Do this:
Write out the complete material exactly as it stands.

Material:
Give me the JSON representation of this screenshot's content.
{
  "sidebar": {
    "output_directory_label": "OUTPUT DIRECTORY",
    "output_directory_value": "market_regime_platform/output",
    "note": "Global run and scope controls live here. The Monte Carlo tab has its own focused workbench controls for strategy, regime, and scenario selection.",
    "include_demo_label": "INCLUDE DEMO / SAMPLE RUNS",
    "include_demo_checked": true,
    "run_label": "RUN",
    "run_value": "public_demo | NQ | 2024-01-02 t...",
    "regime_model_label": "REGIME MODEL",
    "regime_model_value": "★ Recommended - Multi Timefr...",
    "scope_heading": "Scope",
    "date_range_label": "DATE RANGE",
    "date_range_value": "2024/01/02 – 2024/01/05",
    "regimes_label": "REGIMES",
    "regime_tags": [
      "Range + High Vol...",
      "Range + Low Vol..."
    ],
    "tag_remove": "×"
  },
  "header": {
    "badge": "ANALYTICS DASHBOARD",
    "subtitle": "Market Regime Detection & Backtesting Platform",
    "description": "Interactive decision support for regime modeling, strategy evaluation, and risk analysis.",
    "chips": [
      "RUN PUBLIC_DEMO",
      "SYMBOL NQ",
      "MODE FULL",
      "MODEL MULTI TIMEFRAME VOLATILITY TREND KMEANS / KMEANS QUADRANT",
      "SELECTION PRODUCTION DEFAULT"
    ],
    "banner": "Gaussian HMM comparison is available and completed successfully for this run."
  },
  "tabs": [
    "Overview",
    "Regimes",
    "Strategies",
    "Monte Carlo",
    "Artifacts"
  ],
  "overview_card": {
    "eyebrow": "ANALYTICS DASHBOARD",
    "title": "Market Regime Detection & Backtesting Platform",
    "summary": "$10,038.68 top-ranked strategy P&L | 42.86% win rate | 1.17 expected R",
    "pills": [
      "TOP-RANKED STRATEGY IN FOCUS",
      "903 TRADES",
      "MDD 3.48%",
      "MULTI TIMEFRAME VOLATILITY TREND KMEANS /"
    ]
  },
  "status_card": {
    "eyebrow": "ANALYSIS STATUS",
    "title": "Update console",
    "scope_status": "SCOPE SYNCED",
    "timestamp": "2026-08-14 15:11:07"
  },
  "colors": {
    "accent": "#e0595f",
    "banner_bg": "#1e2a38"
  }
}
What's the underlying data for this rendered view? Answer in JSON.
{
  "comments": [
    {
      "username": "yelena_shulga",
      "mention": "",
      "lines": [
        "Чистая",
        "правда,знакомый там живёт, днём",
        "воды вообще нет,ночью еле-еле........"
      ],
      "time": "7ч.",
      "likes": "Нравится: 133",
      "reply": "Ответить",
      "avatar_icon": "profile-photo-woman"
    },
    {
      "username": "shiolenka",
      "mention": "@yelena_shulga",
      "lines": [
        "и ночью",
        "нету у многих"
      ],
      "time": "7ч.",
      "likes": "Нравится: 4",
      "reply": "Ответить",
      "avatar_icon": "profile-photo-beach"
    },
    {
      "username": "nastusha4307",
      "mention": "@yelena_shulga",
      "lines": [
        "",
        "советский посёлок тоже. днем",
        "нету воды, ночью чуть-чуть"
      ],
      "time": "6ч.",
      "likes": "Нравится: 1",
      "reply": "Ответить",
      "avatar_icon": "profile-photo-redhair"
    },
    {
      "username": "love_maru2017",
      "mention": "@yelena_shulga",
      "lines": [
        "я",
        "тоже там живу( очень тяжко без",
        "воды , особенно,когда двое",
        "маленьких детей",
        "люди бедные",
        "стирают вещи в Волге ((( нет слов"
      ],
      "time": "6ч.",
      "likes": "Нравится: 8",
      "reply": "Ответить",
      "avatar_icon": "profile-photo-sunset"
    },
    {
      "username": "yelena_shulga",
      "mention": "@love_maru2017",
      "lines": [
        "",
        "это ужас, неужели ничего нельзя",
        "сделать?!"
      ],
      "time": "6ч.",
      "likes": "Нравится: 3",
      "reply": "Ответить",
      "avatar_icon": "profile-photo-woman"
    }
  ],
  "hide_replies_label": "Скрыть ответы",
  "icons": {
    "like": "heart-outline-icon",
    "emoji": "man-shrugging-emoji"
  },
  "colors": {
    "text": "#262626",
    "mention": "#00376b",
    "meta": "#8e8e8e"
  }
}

Full solution:
Give me the JSON representation of this screenshot's content.
{
  "sidebar": {
    "output_directory_label": "OUTPUT DIRECTORY",
    "output_directory_value": "market_regime_platform/output",
    "note": "Global run and scope controls live here. The Monte Carlo tab has its own focused workbench controls for strategy, regime, and scenario selection.",
    "include_demo_label": "INCLUDE DEMO / SAMPLE RUNS",
    "include_demo_checked": true,
    "run_label": "RUN",
    "run_value": "public_demo | NQ | 2024-01-02 t...",
    "regime_model_label": "REGIME MODEL",
    "regime_model_value": "★ Recommended - Multi Timefr...",
    "scope_heading": "Scope",
    "date_range_label": "DATE RANGE",
    "date_range_value": "2024/01/02 – 2024/01/05",
    "regimes_label": "REGIMES",
    "regime_tags": [
      "Range + High Vol...",
      "Range + Low Vol..."
    ],
    "tag_remove": "×"
  },
  "header": {
    "badge": "ANALYTICS DASHBOARD",
    "subtitle": "Market Regime Detection & Backtesting Platform",
    "description": "Interactive decision support for regime modeling, strategy evaluation, and risk analysis.",
    "chips": [
      "RUN PUBLIC_DEMO",
      "SYMBOL NQ",
      "MODE FULL",
      "MODEL MULTI TIMEFRAME VOLATILITY TREND KMEANS / KMEANS QUADRANT",
      "SELECTION PRODUCTION DEFAULT"
    ],
    "banner": "Gaussian HMM comparison is available and completed successfully for this run."
  },
  "tabs": [
    "Overview",
    "Regimes",
    "Strategies",
    "Monte Carlo",
    "Artifacts"
  ],
  "overview_card": {
    "eyebrow": "ANALYTICS DASHBOARD",
    "title": "Market Regime Detection & Backtesting Platform",
    "summary": "$10,038.68 top-ranked strategy P&L | 42.86% win rate | 1.17 expected R",
    "pills": [
      "TOP-RANKED STRATEGY IN FOCUS",
      "903 TRADES",
      "MDD 3.48%",
      "MULTI TIMEFRAME VOLATILITY TREND KMEANS /"
    ]
  },
  "status_card": {
    "eyebrow": "ANALYSIS STATUS",
    "title": "Update console",
    "scope_status": "SCOPE SYNCED",
    "timestamp": "2026-08-14 15:11:07"
  },
  "colors": {
    "accent": "#e0595f",
    "banner_bg": "#1e2a38"
  }
}
What's the underlying data for this rendered view? Answer in JSON.
{
  "comments": [
    {
      "username": "yelena_shulga",
      "mention": "",
      "lines": [
        "Чистая",
        "правда,знакомый там живёт, днём",
        "воды вообще нет,ночью еле-еле........"
      ],
      "time": "7ч.",
      "likes": "Нравится: 133",
      "reply": "Ответить",
      "avatar_icon": "profile-photo-woman"
    },
    {
      "username": "shiolenka",
      "mention": "@yelena_shulga",
      "lines": [
        "и ночью",
        "нету у многих"
      ],
      "time": "7ч.",
      "likes": "Нравится: 4",
      "reply": "Ответить",
      "avatar_icon": "profile-photo-beach"
    },
    {
      "username": "nastusha4307",
      "mention": "@yelena_shulga",
      "lines": [
        "",
        "советский посёлок тоже. днем",
        "нету воды, ночью чуть-чуть"
      ],
      "time": "6ч.",
      "likes": "Нравится: 1",
      "reply": "Ответить",
      "avatar_icon": "profile-photo-redhair"
    },
    {
      "username": "love_maru2017",
      "mention": "@yelena_shulga",
      "lines": [
        "я",
        "тоже там живу( очень тяжко без",
        "воды , особенно,когда двое",
        "маленьких детей",
        "люди бедные",
        "стирают вещи в Волге ((( нет слов"
      ],
      "time": "6ч.",
      "likes": "Нравится: 8",
      "reply": "Ответить",
      "avatar_icon": "profile-photo-sunset"
    },
    {
      "username": "yelena_shulga",
      "mention": "@love_maru2017",
      "lines": [
        "",
        "это ужас, неужели ничего нельзя",
        "сделать?!"
      ],
      "time": "6ч.",
      "likes": "Нравится: 3",
      "reply": "Ответить",
      "avatar_icon": "profile-photo-woman"
    }
  ],
  "hide_replies_label": "Скрыть ответы",
  "icons": {
    "like": "heart-outline-icon",
    "emoji": "man-shrugging-emoji"
  },
  "colors": {
    "text": "#262626",
    "mention": "#00376b",
    "meta": "#8e8e8e"
  }
}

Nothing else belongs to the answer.